§ **WHAT YOU NEED TO DO**:
Only the number is needed: how many lines in the entries below contain the string "Lung"?

[Stored records]
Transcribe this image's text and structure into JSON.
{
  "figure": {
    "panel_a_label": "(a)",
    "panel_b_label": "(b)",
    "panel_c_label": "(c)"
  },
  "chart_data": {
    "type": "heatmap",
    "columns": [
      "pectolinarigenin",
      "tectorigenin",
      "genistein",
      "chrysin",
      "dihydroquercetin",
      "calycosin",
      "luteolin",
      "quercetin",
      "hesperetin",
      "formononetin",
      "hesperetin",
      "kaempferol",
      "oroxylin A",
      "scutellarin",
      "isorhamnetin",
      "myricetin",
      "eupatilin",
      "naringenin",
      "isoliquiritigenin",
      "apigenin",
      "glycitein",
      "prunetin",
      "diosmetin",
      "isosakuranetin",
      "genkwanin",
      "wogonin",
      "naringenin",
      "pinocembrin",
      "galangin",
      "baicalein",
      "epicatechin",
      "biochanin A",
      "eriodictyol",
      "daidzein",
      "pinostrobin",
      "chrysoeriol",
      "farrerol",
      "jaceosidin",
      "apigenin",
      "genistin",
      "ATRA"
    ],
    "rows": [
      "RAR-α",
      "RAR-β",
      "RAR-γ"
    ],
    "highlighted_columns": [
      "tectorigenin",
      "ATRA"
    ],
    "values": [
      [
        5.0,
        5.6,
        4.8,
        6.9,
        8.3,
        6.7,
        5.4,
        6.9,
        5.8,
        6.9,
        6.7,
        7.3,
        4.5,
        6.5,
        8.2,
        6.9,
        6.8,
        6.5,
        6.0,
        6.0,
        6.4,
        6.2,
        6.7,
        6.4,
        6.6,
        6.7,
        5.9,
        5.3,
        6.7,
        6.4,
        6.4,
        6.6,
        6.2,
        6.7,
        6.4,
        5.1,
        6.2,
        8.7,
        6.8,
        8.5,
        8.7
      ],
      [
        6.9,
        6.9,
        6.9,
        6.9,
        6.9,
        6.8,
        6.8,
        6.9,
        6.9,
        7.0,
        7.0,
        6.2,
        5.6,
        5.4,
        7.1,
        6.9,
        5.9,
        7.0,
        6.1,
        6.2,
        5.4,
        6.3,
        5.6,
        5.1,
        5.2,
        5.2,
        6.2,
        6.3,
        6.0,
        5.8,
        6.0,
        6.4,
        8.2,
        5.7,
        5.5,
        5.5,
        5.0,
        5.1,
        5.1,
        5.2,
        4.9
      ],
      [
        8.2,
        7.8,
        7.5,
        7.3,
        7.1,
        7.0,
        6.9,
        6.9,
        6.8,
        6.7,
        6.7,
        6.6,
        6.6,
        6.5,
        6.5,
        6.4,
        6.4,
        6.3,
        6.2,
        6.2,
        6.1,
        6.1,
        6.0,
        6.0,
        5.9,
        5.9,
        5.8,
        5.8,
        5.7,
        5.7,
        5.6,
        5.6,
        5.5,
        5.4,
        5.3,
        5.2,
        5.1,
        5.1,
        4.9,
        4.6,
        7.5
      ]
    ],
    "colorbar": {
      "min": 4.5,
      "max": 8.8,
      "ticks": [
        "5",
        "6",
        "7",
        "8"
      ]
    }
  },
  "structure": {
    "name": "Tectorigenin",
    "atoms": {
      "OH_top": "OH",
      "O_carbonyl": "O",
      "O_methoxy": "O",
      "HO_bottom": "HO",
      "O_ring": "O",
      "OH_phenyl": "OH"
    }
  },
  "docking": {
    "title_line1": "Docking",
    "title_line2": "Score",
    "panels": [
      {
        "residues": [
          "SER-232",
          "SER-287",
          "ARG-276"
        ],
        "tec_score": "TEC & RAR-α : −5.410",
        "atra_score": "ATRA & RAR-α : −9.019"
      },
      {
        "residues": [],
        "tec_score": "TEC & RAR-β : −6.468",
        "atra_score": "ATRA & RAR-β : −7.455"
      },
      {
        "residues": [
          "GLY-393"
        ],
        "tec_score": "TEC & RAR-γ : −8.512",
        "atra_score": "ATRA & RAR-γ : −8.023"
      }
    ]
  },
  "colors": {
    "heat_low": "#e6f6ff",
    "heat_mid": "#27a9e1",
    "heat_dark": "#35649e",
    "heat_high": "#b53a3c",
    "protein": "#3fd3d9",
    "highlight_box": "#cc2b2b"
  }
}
---
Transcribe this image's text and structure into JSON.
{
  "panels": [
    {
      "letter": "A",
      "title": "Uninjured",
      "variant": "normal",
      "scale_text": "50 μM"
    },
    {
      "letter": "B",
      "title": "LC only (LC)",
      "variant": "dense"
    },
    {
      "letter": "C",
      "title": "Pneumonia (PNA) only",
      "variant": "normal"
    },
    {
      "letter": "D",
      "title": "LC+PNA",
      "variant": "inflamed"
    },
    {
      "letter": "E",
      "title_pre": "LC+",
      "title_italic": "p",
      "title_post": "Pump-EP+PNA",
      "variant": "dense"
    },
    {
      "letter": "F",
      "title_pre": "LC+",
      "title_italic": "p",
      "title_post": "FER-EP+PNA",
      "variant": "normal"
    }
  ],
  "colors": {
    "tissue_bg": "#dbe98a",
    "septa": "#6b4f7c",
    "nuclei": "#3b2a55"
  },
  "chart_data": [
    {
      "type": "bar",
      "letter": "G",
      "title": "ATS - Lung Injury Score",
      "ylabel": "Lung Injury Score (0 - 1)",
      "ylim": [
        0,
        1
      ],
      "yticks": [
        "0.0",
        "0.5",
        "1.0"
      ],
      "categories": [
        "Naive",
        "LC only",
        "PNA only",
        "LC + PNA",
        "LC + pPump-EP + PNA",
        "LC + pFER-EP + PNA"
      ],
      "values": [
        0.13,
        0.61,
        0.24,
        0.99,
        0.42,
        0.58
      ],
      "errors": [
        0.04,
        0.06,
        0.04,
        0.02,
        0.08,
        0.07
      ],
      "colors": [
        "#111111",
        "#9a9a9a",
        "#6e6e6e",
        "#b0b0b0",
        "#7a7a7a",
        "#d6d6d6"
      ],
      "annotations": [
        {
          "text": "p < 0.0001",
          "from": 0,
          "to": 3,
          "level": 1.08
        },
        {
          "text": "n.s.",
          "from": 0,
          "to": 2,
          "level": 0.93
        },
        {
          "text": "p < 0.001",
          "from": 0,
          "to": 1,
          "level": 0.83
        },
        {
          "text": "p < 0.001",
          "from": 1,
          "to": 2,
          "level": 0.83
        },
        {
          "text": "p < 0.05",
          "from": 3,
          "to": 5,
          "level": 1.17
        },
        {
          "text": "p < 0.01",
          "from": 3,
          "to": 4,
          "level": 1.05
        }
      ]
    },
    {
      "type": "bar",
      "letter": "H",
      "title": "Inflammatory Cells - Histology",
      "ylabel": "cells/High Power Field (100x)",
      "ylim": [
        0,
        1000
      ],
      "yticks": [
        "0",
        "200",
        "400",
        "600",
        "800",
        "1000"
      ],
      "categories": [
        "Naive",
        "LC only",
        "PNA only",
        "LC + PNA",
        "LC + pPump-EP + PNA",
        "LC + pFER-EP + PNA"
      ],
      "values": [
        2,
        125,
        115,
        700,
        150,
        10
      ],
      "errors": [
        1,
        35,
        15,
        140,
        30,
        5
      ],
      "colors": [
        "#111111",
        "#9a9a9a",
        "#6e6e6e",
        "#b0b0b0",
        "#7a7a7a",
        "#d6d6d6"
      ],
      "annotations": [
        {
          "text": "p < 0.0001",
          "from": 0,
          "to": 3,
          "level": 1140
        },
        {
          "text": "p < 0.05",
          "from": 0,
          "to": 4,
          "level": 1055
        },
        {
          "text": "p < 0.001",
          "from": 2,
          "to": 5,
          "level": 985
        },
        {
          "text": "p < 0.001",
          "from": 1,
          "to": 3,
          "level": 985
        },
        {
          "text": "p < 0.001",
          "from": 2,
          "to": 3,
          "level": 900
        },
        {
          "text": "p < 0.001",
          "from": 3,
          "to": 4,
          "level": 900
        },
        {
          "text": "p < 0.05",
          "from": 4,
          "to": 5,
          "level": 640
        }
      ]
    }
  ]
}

§ **EXERCISE RESPONSE**:
2